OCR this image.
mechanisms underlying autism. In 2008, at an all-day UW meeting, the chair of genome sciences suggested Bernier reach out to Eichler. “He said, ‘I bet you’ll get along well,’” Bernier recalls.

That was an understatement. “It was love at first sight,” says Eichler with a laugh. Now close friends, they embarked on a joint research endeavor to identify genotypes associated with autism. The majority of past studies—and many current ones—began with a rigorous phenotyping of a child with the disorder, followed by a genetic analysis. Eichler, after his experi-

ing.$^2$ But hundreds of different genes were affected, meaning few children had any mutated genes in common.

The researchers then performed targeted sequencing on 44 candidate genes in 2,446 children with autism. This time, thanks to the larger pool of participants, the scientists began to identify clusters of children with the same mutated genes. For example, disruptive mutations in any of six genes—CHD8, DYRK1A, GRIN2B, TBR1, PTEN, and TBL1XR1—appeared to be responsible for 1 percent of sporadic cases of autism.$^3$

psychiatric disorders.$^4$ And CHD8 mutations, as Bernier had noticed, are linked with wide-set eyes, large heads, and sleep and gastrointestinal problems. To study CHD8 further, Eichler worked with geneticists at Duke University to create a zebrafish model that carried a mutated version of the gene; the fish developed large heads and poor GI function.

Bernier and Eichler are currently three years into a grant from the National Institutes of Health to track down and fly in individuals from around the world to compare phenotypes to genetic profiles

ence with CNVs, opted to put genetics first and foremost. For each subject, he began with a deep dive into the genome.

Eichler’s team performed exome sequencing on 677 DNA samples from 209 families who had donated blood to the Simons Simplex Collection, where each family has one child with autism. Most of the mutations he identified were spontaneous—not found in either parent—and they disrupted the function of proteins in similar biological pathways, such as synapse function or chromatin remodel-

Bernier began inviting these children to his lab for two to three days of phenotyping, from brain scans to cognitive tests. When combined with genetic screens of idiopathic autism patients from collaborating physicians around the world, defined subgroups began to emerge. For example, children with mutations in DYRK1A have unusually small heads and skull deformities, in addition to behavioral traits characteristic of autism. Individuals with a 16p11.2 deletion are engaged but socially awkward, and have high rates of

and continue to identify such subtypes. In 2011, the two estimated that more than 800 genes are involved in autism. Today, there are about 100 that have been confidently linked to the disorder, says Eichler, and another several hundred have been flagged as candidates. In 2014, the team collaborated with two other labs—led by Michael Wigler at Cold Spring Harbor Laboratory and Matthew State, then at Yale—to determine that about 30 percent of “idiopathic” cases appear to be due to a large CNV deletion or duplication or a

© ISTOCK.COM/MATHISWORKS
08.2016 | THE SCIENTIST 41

————

→ **ACTIVITY**: Transcribe the whole listing above exactly, leaving nothing out.

→ **SOLUTION FOR THIS EXERCISE**:
OCR this image.
mechanisms underlying autism. In 2008, at an all-day UW meeting, the chair of genome sciences suggested Bernier reach out to Eichler. “He said, ‘I bet you’ll get along well,’” Bernier recalls.

That was an understatement. “It was love at first sight,” says Eichler with a laugh. Now close friends, they embarked on a joint research endeavor to identify genotypes associated with autism. The majority of past studies—and many current ones—began with a rigorous phenotyping of a child with the disorder, followed by a genetic analysis. Eichler, after his experi-

ing.$^2$ But hundreds of different genes were affected, meaning few children had any mutated genes in common.

The researchers then performed targeted sequencing on 44 candidate genes in 2,446 children with autism. This time, thanks to the larger pool of participants, the scientists began to identify clusters of children with the same mutated genes. For example, disruptive mutations in any of six genes—CHD8, DYRK1A, GRIN2B, TBR1, PTEN, and TBL1XR1—appeared to be responsible for 1 percent of sporadic cases of autism.$^3$

psychiatric disorders.$^4$ And CHD8 mutations, as Bernier had noticed, are linked with wide-set eyes, large heads, and sleep and gastrointestinal problems. To study CHD8 further, Eichler worked with geneticists at Duke University to create a zebrafish model that carried a mutated version of the gene; the fish developed large heads and poor GI function.

Bernier and Eichler are currently three years into a grant from the National Institutes of Health to track down and fly in individuals from around the world to compare phenotypes to genetic profiles

ence with CNVs, opted to put genetics first and foremost. For each subject, he began with a deep dive into the genome.

Eichler’s team performed exome sequencing on 677 DNA samples from 209 families who had donated blood to the Simons Simplex Collection, where each family has one child with autism. Most of the mutations he identified were spontaneous—not found in either parent—and they disrupted the function of proteins in similar biological pathways, such as synapse function or chromatin remodel-

Bernier began inviting these children to his lab for two to three days of phenotyping, from brain scans to cognitive tests. When combined with genetic screens of idiopathic autism patients from collaborating physicians around the world, defined subgroups began to emerge. For example, children with mutations in DYRK1A have unusually small heads and skull deformities, in addition to behavioral traits characteristic of autism. Individuals with a 16p11.2 deletion are engaged but socially awkward, and have high rates of

and continue to identify such subtypes. In 2011, the two estimated that more than 800 genes are involved in autism. Today, there are about 100 that have been confidently linked to the disorder, says Eichler, and another several hundred have been flagged as candidates. In 2014, the team collaborated with two other labs—led by Michael Wigler at Cold Spring Harbor Laboratory and Matthew State, then at Yale—to determine that about 30 percent of “idiopathic” cases appear to be due to a large CNV deletion or duplication or a

© ISTOCK.COM/MATHISWORKS
08.2016 | THE SCIENTIST 41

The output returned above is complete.